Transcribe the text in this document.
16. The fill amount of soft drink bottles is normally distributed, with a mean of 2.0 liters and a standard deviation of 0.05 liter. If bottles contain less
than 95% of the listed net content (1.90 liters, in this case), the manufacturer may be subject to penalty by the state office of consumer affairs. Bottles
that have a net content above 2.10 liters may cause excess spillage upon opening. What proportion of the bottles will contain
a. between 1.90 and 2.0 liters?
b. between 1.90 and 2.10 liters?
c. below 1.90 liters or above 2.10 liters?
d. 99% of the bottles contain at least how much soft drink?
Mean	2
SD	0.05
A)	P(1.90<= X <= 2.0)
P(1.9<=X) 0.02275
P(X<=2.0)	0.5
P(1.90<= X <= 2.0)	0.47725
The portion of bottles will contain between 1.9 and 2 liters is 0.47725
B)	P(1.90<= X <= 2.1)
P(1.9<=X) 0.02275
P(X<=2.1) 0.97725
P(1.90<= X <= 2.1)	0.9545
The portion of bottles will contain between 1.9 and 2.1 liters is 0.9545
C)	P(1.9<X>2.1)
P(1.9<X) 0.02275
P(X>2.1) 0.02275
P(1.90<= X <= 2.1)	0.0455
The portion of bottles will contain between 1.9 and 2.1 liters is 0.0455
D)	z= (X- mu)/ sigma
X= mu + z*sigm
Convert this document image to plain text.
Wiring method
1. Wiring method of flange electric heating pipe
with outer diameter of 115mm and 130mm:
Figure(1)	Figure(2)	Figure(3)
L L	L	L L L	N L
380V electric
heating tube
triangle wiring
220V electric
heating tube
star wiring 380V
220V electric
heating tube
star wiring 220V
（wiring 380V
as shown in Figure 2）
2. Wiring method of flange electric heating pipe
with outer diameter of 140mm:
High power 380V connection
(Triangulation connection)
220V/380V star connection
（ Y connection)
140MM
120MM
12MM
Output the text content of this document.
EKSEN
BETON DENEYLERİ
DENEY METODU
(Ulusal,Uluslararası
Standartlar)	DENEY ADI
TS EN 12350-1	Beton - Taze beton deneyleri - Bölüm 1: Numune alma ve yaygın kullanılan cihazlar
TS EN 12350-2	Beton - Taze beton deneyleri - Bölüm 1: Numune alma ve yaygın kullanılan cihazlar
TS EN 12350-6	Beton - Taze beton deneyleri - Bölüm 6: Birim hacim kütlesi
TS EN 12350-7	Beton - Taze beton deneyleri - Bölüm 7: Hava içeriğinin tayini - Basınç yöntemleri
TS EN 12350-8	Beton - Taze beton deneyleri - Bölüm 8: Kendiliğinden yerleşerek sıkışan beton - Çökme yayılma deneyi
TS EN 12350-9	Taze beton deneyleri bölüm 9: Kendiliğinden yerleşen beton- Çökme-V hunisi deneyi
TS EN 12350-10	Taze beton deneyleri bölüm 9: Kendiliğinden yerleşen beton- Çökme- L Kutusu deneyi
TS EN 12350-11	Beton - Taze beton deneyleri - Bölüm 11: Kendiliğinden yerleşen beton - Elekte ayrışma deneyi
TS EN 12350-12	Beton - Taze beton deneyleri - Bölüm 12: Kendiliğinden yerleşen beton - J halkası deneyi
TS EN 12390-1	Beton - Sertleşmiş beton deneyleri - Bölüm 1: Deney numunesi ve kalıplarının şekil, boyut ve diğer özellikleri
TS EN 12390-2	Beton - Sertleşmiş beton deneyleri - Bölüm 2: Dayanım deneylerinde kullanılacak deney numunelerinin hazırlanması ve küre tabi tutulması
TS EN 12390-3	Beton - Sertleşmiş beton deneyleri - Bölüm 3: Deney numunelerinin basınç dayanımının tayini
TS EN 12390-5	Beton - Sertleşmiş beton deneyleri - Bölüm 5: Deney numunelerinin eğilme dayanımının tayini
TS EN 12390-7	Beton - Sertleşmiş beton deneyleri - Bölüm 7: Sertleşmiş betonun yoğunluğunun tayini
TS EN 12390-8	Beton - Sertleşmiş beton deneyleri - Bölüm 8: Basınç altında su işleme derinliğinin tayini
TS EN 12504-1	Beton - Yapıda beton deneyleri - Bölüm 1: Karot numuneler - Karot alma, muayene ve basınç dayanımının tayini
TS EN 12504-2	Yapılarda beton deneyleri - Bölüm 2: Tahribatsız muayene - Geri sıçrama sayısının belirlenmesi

■ **WRITTEN REQUEST**:
Extract all of the data shown above without alteration.

■ **WRITTEN SOLUTION**:
Transcribe the text in this document.
16. The fill amount of soft drink bottles is normally distributed, with a mean of 2.0 liters and a standard deviation of 0.05 liter. If bottles contain less
than 95% of the listed net content (1.90 liters, in this case), the manufacturer may be subject to penalty by the state office of consumer affairs. Bottles
that have a net content above 2.10 liters may cause excess spillage upon opening. What proportion of the bottles will contain
a. between 1.90 and 2.0 liters?
b. between 1.90 and 2.10 liters?
c. below 1.90 liters or above 2.10 liters?
d. 99% of the bottles contain at least how much soft drink?
Mean	2
SD	0.05
A)	P(1.90<= X <= 2.0)
P(1.9<=X) 0.02275
P(X<=2.0)	0.5
P(1.90<= X <= 2.0)	0.47725
The portion of bottles will contain between 1.9 and 2 liters is 0.47725
B)	P(1.90<= X <= 2.1)
P(1.9<=X) 0.02275
P(X<=2.1) 0.97725
P(1.90<= X <= 2.1)	0.9545
The portion of bottles will contain between 1.9 and 2.1 liters is 0.9545
C)	P(1.9<X>2.1)
P(1.9<X) 0.02275
P(X>2.1) 0.02275
P(1.90<= X <= 2.1)	0.0455
The portion of bottles will contain between 1.9 and 2.1 liters is 0.0455
D)	z= (X- mu)/ sigma
X= mu + z*sigm
Convert this document image to plain text.
Wiring method
1. Wiring method of flange electric heating pipe
with outer diameter of 115mm and 130mm:
Figure(1)	Figure(2)	Figure(3)
L L	L	L L L	N L
380V electric
heating tube
triangle wiring
220V electric
heating tube
star wiring 380V
220V electric
heating tube
star wiring 220V
（wiring 380V
as shown in Figure 2）
2. Wiring method of flange electric heating pipe
with outer diameter of 140mm:
High power 380V connection
(Triangulation connection)
220V/380V star connection
（ Y connection)
140MM
120MM
12MM
Output the text content of this document.
EKSEN
BETON DENEYLERİ
DENEY METODU
(Ulusal,Uluslararası
Standartlar)	DENEY ADI
TS EN 12350-1	Beton - Taze beton deneyleri - Bölüm 1: Numune alma ve yaygın kullanılan cihazlar
TS EN 12350-2	Beton - Taze beton deneyleri - Bölüm 1: Numune alma ve yaygın kullanılan cihazlar
TS EN 12350-6	Beton - Taze beton deneyleri - Bölüm 6: Birim hacim kütlesi
TS EN 12350-7	Beton - Taze beton deneyleri - Bölüm 7: Hava içeriğinin tayini - Basınç yöntemleri
TS EN 12350-8	Beton - Taze beton deneyleri - Bölüm 8: Kendiliğinden yerleşerek sıkışan beton - Çökme yayılma deneyi
TS EN 12350-9	Taze beton deneyleri bölüm 9: Kendiliğinden yerleşen beton- Çökme-V hunisi deneyi
TS EN 12350-10	Taze beton deneyleri bölüm 9: Kendiliğinden yerleşen beton- Çökme- L Kutusu deneyi
TS EN 12350-11	Beton - Taze beton deneyleri - Bölüm 11: Kendiliğinden yerleşen beton - Elekte ayrışma deneyi
TS EN 12350-12	Beton - Taze beton deneyleri - Bölüm 12: Kendiliğinden yerleşen beton - J halkası deneyi
TS EN 12390-1	Beton - Sertleşmiş beton deneyleri - Bölüm 1: Deney numunesi ve kalıplarının şekil, boyut ve diğer özellikleri
TS EN 12390-2	Beton - Sertleşmiş beton deneyleri - Bölüm 2: Dayanım deneylerinde kullanılacak deney numunelerinin hazırlanması ve küre tabi tutulması
TS EN 12390-3	Beton - Sertleşmiş beton deneyleri - Bölüm 3: Deney numunelerinin basınç dayanımının tayini
TS EN 12390-5	Beton - Sertleşmiş beton deneyleri - Bölüm 5: Deney numunelerinin eğilme dayanımının tayini
TS EN 12390-7	Beton - Sertleşmiş beton deneyleri - Bölüm 7: Sertleşmiş betonun yoğunluğunun tayini
TS EN 12390-8	Beton - Sertleşmiş beton deneyleri - Bölüm 8: Basınç altında su işleme derinliğinin tayini
TS EN 12504-1	Beton - Yapıda beton deneyleri - Bölüm 1: Karot numuneler - Karot alma, muayene ve basınç dayanımının tayini
TS EN 12504-2	Yapılarda beton deneyleri - Bölüm 2: Tahribatsız muayene - Geri sıçrama sayısının belirlenmesi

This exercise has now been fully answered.